■ Aim: Give the count of lines holding the string "Flame" and nothing else.
____
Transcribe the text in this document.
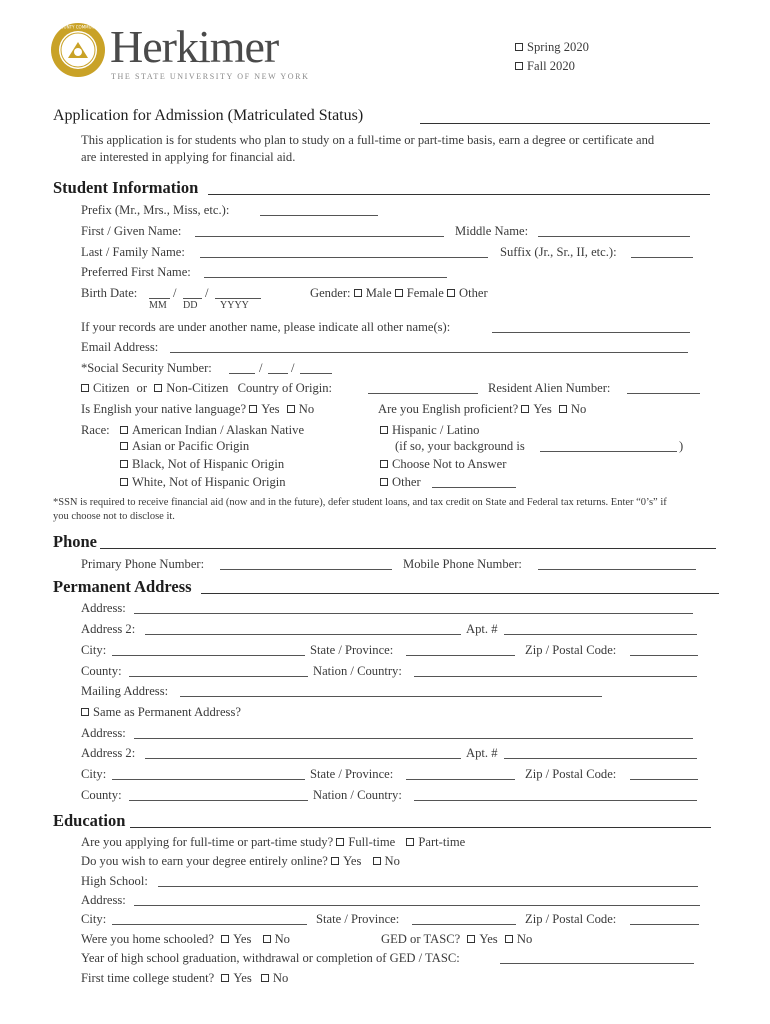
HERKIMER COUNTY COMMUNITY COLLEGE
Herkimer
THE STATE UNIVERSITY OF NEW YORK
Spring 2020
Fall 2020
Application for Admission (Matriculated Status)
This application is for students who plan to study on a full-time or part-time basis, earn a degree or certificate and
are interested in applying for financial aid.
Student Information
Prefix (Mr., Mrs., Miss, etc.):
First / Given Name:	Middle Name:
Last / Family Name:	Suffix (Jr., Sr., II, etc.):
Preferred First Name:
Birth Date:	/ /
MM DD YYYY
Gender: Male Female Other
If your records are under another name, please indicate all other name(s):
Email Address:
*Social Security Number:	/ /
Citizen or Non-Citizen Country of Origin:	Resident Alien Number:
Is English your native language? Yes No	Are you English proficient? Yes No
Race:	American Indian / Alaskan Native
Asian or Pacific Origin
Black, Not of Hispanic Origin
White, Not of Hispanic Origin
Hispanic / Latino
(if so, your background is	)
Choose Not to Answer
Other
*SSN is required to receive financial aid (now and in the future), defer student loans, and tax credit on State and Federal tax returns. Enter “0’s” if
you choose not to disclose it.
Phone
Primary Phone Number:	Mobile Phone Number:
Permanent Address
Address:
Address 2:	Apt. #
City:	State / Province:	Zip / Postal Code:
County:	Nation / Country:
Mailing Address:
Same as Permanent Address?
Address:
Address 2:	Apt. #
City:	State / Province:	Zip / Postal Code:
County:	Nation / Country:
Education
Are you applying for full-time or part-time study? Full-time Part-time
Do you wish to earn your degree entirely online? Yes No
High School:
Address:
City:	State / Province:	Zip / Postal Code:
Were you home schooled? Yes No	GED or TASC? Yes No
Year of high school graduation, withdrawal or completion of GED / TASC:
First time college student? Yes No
____
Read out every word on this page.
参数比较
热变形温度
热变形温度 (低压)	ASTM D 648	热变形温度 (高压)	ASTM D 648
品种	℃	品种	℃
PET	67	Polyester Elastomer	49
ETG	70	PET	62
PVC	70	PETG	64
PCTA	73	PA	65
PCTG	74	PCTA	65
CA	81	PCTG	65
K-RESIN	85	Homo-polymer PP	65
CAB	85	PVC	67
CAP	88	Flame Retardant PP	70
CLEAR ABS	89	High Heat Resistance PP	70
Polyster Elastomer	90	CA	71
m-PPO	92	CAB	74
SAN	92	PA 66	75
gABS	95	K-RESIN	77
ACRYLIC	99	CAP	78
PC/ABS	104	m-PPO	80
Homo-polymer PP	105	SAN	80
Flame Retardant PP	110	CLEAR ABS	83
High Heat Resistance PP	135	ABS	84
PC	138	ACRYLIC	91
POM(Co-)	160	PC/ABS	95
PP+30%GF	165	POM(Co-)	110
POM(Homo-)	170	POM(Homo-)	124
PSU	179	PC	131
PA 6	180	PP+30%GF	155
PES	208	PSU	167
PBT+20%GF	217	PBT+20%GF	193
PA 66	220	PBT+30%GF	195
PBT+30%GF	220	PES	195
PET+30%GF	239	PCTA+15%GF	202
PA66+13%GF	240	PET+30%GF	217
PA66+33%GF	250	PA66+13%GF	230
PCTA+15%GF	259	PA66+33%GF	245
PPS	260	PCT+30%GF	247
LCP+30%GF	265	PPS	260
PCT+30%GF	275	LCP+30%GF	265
____
■ Exercise output: 2